━━━ The records

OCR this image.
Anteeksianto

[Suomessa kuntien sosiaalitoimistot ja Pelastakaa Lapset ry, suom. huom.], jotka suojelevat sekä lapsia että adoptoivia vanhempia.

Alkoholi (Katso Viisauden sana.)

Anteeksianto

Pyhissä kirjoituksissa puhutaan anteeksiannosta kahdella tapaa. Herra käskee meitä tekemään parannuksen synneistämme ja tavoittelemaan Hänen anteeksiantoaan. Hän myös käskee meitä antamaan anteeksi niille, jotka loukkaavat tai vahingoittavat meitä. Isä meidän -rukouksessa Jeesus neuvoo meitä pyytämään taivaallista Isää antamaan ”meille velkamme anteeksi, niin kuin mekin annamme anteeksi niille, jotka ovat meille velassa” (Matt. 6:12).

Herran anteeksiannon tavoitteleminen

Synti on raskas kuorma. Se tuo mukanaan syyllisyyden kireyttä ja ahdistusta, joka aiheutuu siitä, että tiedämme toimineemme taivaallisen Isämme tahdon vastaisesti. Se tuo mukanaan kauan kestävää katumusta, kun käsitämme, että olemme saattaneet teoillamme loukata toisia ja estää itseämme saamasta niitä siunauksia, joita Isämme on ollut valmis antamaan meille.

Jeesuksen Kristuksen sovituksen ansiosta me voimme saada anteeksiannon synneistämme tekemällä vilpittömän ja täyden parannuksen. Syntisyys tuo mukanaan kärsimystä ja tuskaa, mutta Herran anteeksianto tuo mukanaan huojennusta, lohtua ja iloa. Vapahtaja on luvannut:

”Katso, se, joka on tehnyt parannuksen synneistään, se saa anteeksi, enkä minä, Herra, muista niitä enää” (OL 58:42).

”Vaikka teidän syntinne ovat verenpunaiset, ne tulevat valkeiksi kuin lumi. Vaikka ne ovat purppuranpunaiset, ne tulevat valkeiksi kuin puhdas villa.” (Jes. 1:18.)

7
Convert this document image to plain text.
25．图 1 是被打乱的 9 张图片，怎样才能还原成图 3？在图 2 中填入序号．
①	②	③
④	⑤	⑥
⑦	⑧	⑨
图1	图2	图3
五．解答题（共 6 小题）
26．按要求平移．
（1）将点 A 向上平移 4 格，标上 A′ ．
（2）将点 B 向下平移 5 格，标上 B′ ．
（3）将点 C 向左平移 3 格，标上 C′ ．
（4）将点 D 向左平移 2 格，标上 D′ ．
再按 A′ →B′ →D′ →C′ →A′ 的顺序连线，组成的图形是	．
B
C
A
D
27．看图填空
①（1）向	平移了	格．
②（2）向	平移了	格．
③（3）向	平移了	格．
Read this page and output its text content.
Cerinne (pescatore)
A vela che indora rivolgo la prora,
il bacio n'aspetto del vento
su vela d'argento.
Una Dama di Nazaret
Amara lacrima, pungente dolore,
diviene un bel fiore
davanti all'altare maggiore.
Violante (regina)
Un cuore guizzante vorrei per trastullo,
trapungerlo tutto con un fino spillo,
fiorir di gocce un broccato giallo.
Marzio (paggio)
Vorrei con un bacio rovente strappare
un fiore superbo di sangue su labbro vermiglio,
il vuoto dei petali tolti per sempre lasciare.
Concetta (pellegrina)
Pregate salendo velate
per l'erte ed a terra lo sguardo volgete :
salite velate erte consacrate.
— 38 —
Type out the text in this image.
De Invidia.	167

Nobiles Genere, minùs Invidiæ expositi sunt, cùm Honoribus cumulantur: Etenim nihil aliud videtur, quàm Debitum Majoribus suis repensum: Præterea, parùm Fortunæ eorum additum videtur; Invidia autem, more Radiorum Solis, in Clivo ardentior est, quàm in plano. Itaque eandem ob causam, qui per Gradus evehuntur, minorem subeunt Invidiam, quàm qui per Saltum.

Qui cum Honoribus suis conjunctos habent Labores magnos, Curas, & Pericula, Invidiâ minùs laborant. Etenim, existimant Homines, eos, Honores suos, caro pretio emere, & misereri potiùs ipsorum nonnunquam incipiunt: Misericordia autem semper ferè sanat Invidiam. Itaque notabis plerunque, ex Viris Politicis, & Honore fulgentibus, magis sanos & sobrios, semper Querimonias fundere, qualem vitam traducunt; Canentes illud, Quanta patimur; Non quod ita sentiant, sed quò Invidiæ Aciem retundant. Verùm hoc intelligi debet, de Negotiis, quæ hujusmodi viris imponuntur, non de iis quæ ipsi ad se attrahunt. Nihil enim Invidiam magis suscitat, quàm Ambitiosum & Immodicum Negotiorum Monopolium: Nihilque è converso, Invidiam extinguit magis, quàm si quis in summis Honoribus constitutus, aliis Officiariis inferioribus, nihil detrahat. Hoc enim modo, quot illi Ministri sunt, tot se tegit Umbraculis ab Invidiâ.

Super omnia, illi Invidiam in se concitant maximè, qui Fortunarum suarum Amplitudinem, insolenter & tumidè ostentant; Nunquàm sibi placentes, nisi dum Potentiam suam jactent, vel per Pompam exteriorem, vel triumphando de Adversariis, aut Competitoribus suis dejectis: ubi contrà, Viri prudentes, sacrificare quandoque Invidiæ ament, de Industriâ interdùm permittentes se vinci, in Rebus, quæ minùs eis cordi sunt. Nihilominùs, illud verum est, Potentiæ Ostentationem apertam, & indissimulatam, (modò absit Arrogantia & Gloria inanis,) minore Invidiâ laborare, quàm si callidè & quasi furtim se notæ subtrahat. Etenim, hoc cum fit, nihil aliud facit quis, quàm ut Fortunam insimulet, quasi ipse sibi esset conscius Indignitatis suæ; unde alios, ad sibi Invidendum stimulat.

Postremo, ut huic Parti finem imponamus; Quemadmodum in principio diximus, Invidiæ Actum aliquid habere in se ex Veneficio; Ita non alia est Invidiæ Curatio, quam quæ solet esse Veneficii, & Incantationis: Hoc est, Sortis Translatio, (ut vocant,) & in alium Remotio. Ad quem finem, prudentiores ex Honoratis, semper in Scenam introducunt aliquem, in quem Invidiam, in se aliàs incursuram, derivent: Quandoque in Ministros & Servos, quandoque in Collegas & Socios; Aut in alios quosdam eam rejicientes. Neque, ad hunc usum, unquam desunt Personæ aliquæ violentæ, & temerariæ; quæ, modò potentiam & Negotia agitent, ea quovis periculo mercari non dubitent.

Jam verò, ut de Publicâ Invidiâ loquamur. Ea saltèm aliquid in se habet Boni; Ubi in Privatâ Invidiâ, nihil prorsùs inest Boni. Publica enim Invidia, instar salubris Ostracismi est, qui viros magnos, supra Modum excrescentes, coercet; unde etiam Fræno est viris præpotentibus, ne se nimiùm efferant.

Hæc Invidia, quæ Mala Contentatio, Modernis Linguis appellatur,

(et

━━━━━━

• [Problem to solve]: Determine the number of lines in the listing that hold the word "velate", and supply that number and nothing further.

• [Solution for this exercise]: 2